* **WORK TO COMPLETE**
Write out exactly the lines between the line containing "Extract the structured" and the end of the records, counting both ends, and leave out all pictures.

____ INPUT FOR THIS TASK

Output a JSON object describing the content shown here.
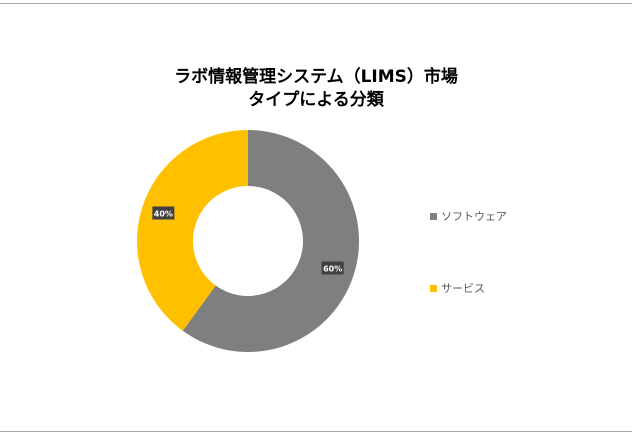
{
  "chart_data": {
    "type": "pie",
    "title_lines": [
      "ラボ情報管理システム（LIMS）市場",
      "タイプによる分類"
    ],
    "categories": [
      "ソフトウェア",
      "サービス"
    ],
    "values": [
      60,
      40
    ],
    "data_labels": [
      "60%",
      "40%"
    ],
    "colors": [
      "#7f7f7f",
      "#ffc000"
    ],
    "legend_position": "right"
  }
}
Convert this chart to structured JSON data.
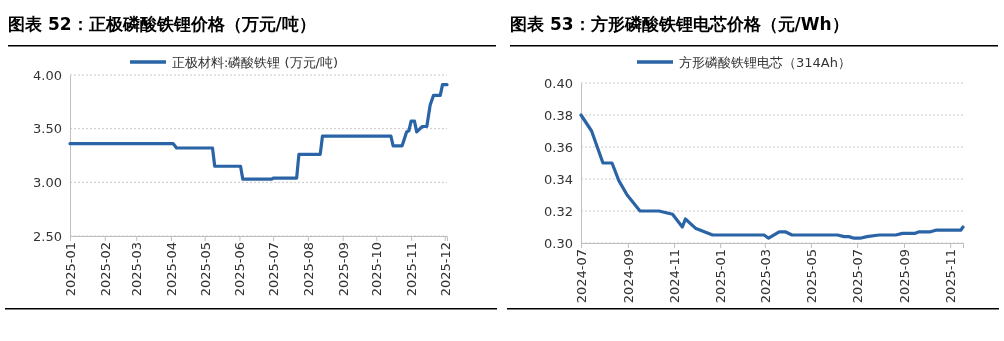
{
  "chart_data": [
    {
      "type": "line",
      "title": "图表 52：正极磷酸铁锂价格（万元/吨）",
      "legend": "top",
      "grid": "y",
      "marker": "none",
      "line_style": "solid",
      "xlim": [
        "2025-01-01",
        "2025-12-03"
      ],
      "xticks": [
        "2025-01",
        "2025-02",
        "2025-03",
        "2025-04",
        "2025-05",
        "2025-06",
        "2025-07",
        "2025-08",
        "2025-09",
        "2025-10",
        "2025-11",
        "2025-12"
      ],
      "ylim": [
        2.5,
        4.0
      ],
      "yticks": [
        {
          "value": 2.5,
          "label": "2.50"
        },
        {
          "value": 3.0,
          "label": "3.00"
        },
        {
          "value": 3.5,
          "label": "3.50"
        },
        {
          "value": 4.0,
          "label": "4.00"
        }
      ],
      "x": [
        "2025-01-01",
        "2025-04-03",
        "2025-04-06",
        "2025-05-08",
        "2025-05-10",
        "2025-06-02",
        "2025-06-04",
        "2025-06-30",
        "2025-07-01",
        "2025-07-22",
        "2025-07-24",
        "2025-08-12",
        "2025-08-14",
        "2025-10-14",
        "2025-10-16",
        "2025-10-24",
        "2025-10-28",
        "2025-10-30",
        "2025-11-01",
        "2025-11-04",
        "2025-11-06",
        "2025-11-11",
        "2025-11-15",
        "2025-11-18",
        "2025-11-21",
        "2025-11-27",
        "2025-11-29",
        "2025-12-03"
      ],
      "series": [
        {
          "name": "正极材料:磷酸铁锂 (万元/吨)",
          "color": "#2a64a6",
          "values": [
            3.36,
            3.36,
            3.32,
            3.32,
            3.15,
            3.15,
            3.03,
            3.03,
            3.04,
            3.04,
            3.26,
            3.26,
            3.43,
            3.43,
            3.34,
            3.34,
            3.47,
            3.48,
            3.57,
            3.57,
            3.47,
            3.52,
            3.52,
            3.72,
            3.81,
            3.81,
            3.91,
            3.91
          ]
        }
      ]
    },
    {
      "type": "line",
      "title": "图表 53：方形磷酸铁锂电芯价格（元/Wh）",
      "legend": "top",
      "grid": "y",
      "marker": "none",
      "line_style": "solid",
      "xlim": [
        "2024-07-01",
        "2025-11-18"
      ],
      "xticks": [
        "2024-07",
        "2024-09",
        "2024-11",
        "2025-01",
        "2025-03",
        "2025-05",
        "2025-07",
        "2025-09",
        "2025-11"
      ],
      "ylim": [
        0.3,
        0.4
      ],
      "yticks": [
        {
          "value": 0.3,
          "label": "0.30"
        },
        {
          "value": 0.32,
          "label": "0.32"
        },
        {
          "value": 0.34,
          "label": "0.34"
        },
        {
          "value": 0.36,
          "label": "0.36"
        },
        {
          "value": 0.38,
          "label": "0.38"
        },
        {
          "value": 0.4,
          "label": "0.40"
        }
      ],
      "x": [
        "2024-07-01",
        "2024-07-15",
        "2024-07-30",
        "2024-08-11",
        "2024-08-20",
        "2024-08-31",
        "2024-09-17",
        "2024-10-12",
        "2024-10-30",
        "2024-11-12",
        "2024-11-16",
        "2024-11-30",
        "2024-12-22",
        "2025-02-28",
        "2025-03-06",
        "2025-03-20",
        "2025-03-28",
        "2025-04-06",
        "2025-06-05",
        "2025-06-14",
        "2025-06-20",
        "2025-06-27",
        "2025-07-05",
        "2025-07-14",
        "2025-07-30",
        "2025-08-21",
        "2025-08-30",
        "2025-09-15",
        "2025-09-21",
        "2025-10-06",
        "2025-10-13",
        "2025-11-15",
        "2025-11-18"
      ],
      "series": [
        {
          "name": "方形磷酸铁锂电芯（314Ah）",
          "color": "#2a64a6",
          "values": [
            0.38,
            0.37,
            0.35,
            0.35,
            0.339,
            0.33,
            0.32,
            0.32,
            0.318,
            0.31,
            0.315,
            0.309,
            0.305,
            0.305,
            0.303,
            0.307,
            0.307,
            0.305,
            0.305,
            0.304,
            0.304,
            0.303,
            0.303,
            0.304,
            0.305,
            0.305,
            0.306,
            0.306,
            0.307,
            0.307,
            0.308,
            0.308,
            0.31
          ]
        }
      ]
    }
  ]
}
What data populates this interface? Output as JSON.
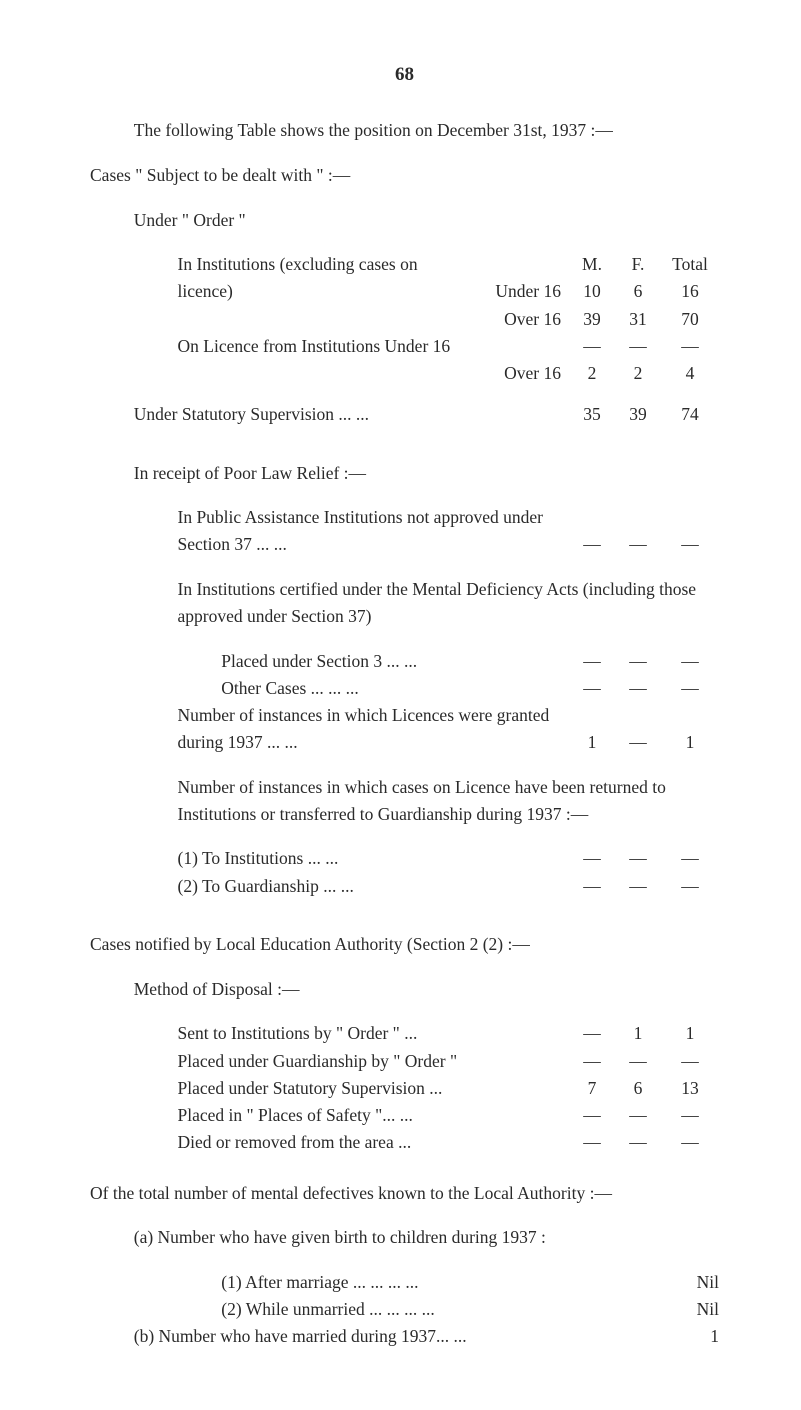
{
  "page_number": "68",
  "intro": "The following Table shows the position on December 31st, 1937 :—",
  "cases_heading": "Cases \" Subject to be dealt with \" :—",
  "under_order": "Under \" Order \"",
  "col_headers": {
    "m": "M.",
    "f": "F.",
    "total": "Total"
  },
  "rows": {
    "inst_excl": {
      "label": "In   Institutions   (excluding   cases   on",
      "m": "M.",
      "f": "F.",
      "total": "Total"
    },
    "licence": {
      "label": "licence)",
      "suffix": "Under 16",
      "m": "10",
      "f": "6",
      "total": "16"
    },
    "over16": {
      "label": "Over 16",
      "m": "39",
      "f": "31",
      "total": "70"
    },
    "onlic_u16": {
      "label": "On Licence from Institutions Under 16",
      "m": "—",
      "f": "—",
      "total": "—"
    },
    "onlic_o16": {
      "label": "Over 16",
      "m": "2",
      "f": "2",
      "total": "4"
    },
    "stat_sup": {
      "label": "Under Statutory Supervision      ...         ...",
      "m": "35",
      "f": "39",
      "total": "74"
    },
    "poor_law": {
      "label": "In receipt of Poor Law Relief :—"
    },
    "pub_assist": {
      "label": "In Public Assistance Institutions not approved under Section 37     ...            ...",
      "m": "—",
      "f": "—",
      "total": "—"
    },
    "cert_intro": {
      "label": "In Institutions certified under the Mental Deficiency Acts (including those approved under Section 37)"
    },
    "placed_s3": {
      "label": "Placed under Section 3       ...           ...",
      "m": "—",
      "f": "—",
      "total": "—"
    },
    "other_cases": {
      "label": "Other Cases            ...           ...           ...",
      "m": "—",
      "f": "—",
      "total": "—"
    },
    "num_lic": {
      "label": "Number of instances in which Licences were granted during 1937  ...          ...",
      "m": "1",
      "f": "—",
      "total": "1"
    },
    "num_ret": {
      "label": "Number of instances in which cases on Licence have been returned to Institutions or transferred to Guardianship during 1937 :—"
    },
    "to_inst": {
      "label": "(1) To Institutions               ...           ...",
      "m": "—",
      "f": "—",
      "total": "—"
    },
    "to_guard": {
      "label": "(2) To Guardianship            ...           ...",
      "m": "—",
      "f": "—",
      "total": "—"
    }
  },
  "cases_notified": "Cases notified by Local Education Authority (Section 2 (2) :—",
  "method_disposal": "Method of Disposal :—",
  "disposal": {
    "sent_inst": {
      "label": "Sent to Institutions by \" Order \"        ...",
      "m": "—",
      "f": "1",
      "total": "1"
    },
    "placed_g": {
      "label": "Placed under Guardianship by \" Order \"",
      "m": "—",
      "f": "—",
      "total": "—"
    },
    "placed_ss": {
      "label": "Placed under Statutory Supervision   ...",
      "m": "7",
      "f": "6",
      "total": "13"
    },
    "places_safe": {
      "label": "Placed in \" Places of Safety \"...         ...",
      "m": "—",
      "f": "—",
      "total": "—"
    },
    "died": {
      "label": "Died or removed from the area         ...",
      "m": "—",
      "f": "—",
      "total": "—"
    }
  },
  "total_known": "Of the total number of mental defectives known to the Local Authority :—",
  "born": {
    "a_label": "(a) Number who have given birth to children during 1937 :",
    "after_marriage": {
      "label": "(1) After marriage        ...            ...            ...          ...",
      "val": "Nil"
    },
    "while_unm": {
      "label": "(2) While  unmarried  ...            ...            ...          ...",
      "val": "Nil"
    },
    "b": {
      "label": "(b) Number who have married during 1937...             ...",
      "val": "1"
    }
  },
  "colors": {
    "text": "#2a2a2a",
    "background": "#ffffff"
  }
}
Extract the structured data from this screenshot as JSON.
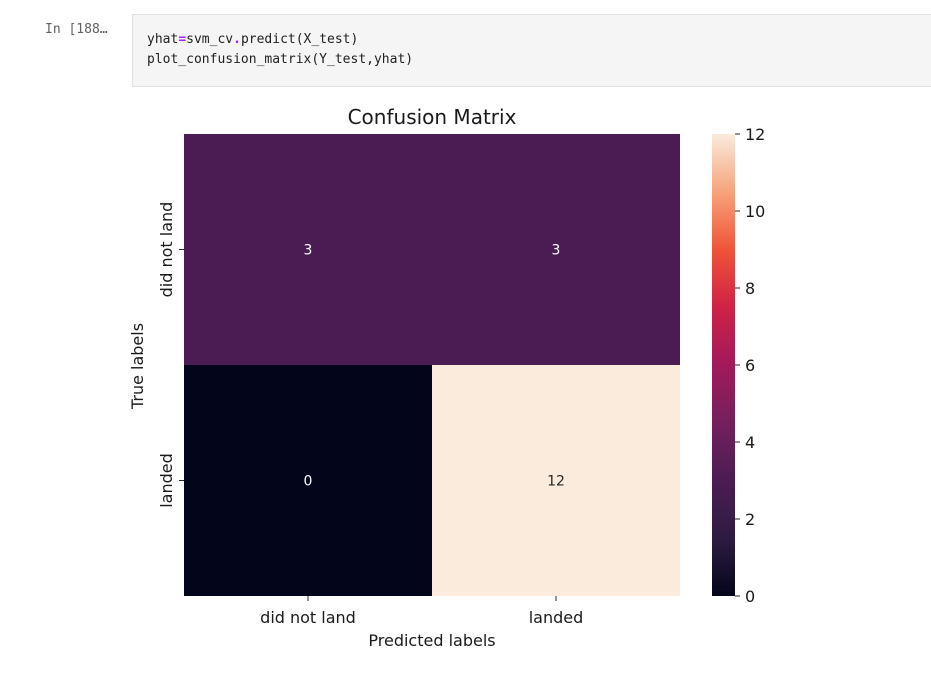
{
  "cell": {
    "prompt": "In [188…",
    "code_line1": {
      "a": "yhat",
      "op1": "=",
      "b": "svm_cv",
      "op2": ".",
      "c": "predict(X_test)"
    },
    "code_line2": "plot_confusion_matrix(Y_test,yhat)"
  },
  "chart_data": {
    "type": "heatmap",
    "title": "Confusion Matrix",
    "xlabel": "Predicted labels",
    "ylabel": "True labels",
    "x_categories": [
      "did not land",
      "landed"
    ],
    "y_categories": [
      "did not land",
      "landed"
    ],
    "values": [
      [
        3,
        3
      ],
      [
        0,
        12
      ]
    ],
    "colorbar": {
      "min": 0,
      "max": 12,
      "ticks": [
        "0",
        "2",
        "4",
        "6",
        "8",
        "10",
        "12"
      ]
    },
    "colormap": "rocket",
    "colors": {
      "low": "#03051a",
      "mid": "#611f53",
      "high": "#faebdd"
    }
  }
}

________

* **WORKED SOLUTION**
Extract the structured data from this screenshot as JSON.
{
  "cell": {
    "prompt": "In [188…",
    "code_line1": {
      "a": "yhat",
      "op1": "=",
      "b": "svm_cv",
      "op2": ".",
      "c": "predict(X_test)"
    },
    "code_line2": "plot_confusion_matrix(Y_test,yhat)"
  },
  "chart_data": {
    "type": "heatmap",
    "title": "Confusion Matrix",
    "xlabel": "Predicted labels",
    "ylabel": "True labels",
    "x_categories": [
      "did not land",
      "landed"
    ],
    "y_categories": [
      "did not land",
      "landed"
    ],
    "values": [
      [
        3,
        3
      ],
      [
        0,
        12
      ]
    ],
    "colorbar": {
      "min": 0,
      "max": 12,
      "ticks": [
        "0",
        "2",
        "4",
        "6",
        "8",
        "10",
        "12"
      ]
    },
    "colormap": "rocket",
    "colors": {
      "low": "#03051a",
      "mid": "#611f53",
      "high": "#faebdd"
    }
  }
}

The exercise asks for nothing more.